Below are the records to transcribe exactly; do not include any images.

#### SUPPLIED DATA ####

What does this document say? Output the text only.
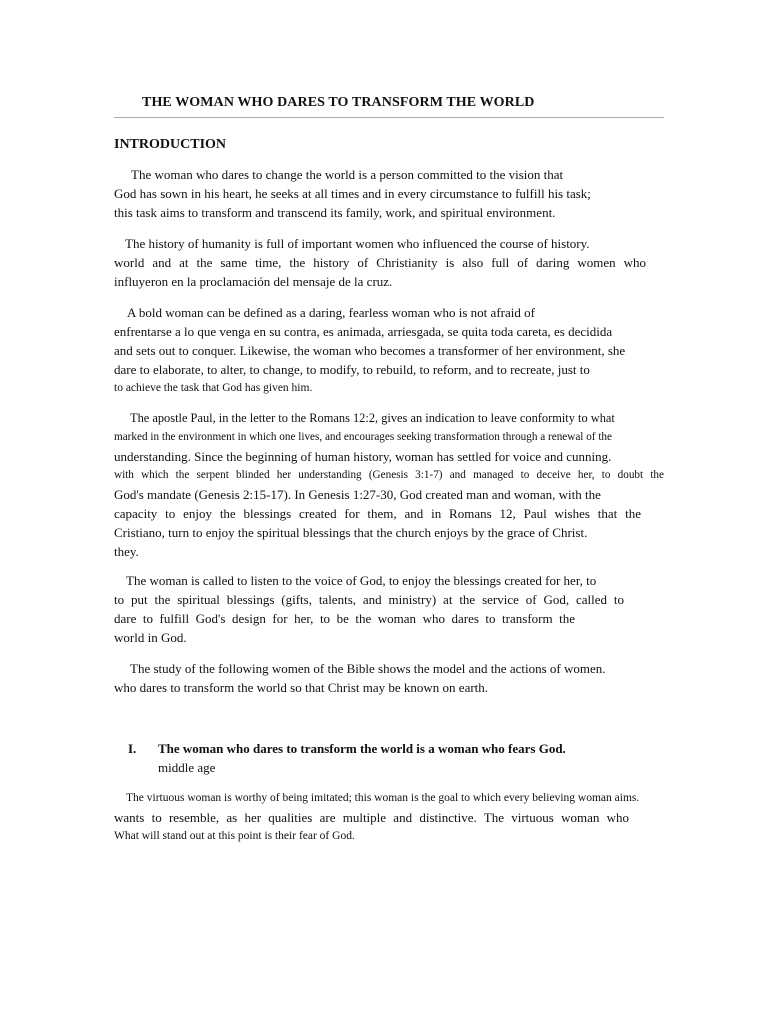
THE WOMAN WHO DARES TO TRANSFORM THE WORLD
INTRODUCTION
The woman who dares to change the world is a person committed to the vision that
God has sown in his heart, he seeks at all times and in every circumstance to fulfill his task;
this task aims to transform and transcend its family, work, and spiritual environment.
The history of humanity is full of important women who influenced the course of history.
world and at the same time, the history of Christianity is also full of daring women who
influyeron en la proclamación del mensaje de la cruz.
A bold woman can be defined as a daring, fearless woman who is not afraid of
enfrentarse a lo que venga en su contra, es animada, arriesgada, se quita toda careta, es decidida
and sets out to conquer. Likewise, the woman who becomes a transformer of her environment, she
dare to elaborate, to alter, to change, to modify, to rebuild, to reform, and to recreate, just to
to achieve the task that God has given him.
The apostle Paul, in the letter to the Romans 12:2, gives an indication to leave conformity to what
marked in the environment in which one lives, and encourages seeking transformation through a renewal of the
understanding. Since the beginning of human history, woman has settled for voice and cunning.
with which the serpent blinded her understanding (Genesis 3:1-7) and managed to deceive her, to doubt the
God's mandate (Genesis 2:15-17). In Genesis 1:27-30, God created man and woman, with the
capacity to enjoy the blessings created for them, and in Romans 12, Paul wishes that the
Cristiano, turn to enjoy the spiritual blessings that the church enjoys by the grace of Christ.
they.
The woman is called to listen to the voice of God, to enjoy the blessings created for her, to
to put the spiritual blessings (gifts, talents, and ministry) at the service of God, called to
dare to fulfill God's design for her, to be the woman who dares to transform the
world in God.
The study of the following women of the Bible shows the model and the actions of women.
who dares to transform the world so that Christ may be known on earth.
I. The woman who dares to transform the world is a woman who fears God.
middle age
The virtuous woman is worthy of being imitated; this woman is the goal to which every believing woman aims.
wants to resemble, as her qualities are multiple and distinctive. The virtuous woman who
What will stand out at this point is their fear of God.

####

**ANSWER SPACE**:
What does this document say? Output the text only.
THE WOMAN WHO DARES TO TRANSFORM THE WORLD
INTRODUCTION
The woman who dares to change the world is a person committed to the vision that
God has sown in his heart, he seeks at all times and in every circumstance to fulfill his task;
this task aims to transform and transcend its family, work, and spiritual environment.
The history of humanity is full of important women who influenced the course of history.
world and at the same time, the history of Christianity is also full of daring women who
influyeron en la proclamación del mensaje de la cruz.
A bold woman can be defined as a daring, fearless woman who is not afraid of
enfrentarse a lo que venga en su contra, es animada, arriesgada, se quita toda careta, es decidida
and sets out to conquer. Likewise, the woman who becomes a transformer of her environment, she
dare to elaborate, to alter, to change, to modify, to rebuild, to reform, and to recreate, just to
to achieve the task that God has given him.
The apostle Paul, in the letter to the Romans 12:2, gives an indication to leave conformity to what
marked in the environment in which one lives, and encourages seeking transformation through a renewal of the
understanding. Since the beginning of human history, woman has settled for voice and cunning.
with which the serpent blinded her understanding (Genesis 3:1-7) and managed to deceive her, to doubt the
God's mandate (Genesis 2:15-17). In Genesis 1:27-30, God created man and woman, with the
capacity to enjoy the blessings created for them, and in Romans 12, Paul wishes that the
Cristiano, turn to enjoy the spiritual blessings that the church enjoys by the grace of Christ.
they.
The woman is called to listen to the voice of God, to enjoy the blessings created for her, to
to put the spiritual blessings (gifts, talents, and ministry) at the service of God, called to
dare to fulfill God's design for her, to be the woman who dares to transform the
world in God.
The study of the following women of the Bible shows the model and the actions of women.
who dares to transform the world so that Christ may be known on earth.
I. The woman who dares to transform the world is a woman who fears God.
middle age
The virtuous woman is worthy of being imitated; this woman is the goal to which every believing woman aims.
wants to resemble, as her qualities are multiple and distinctive. The virtuous woman who
What will stand out at this point is their fear of God.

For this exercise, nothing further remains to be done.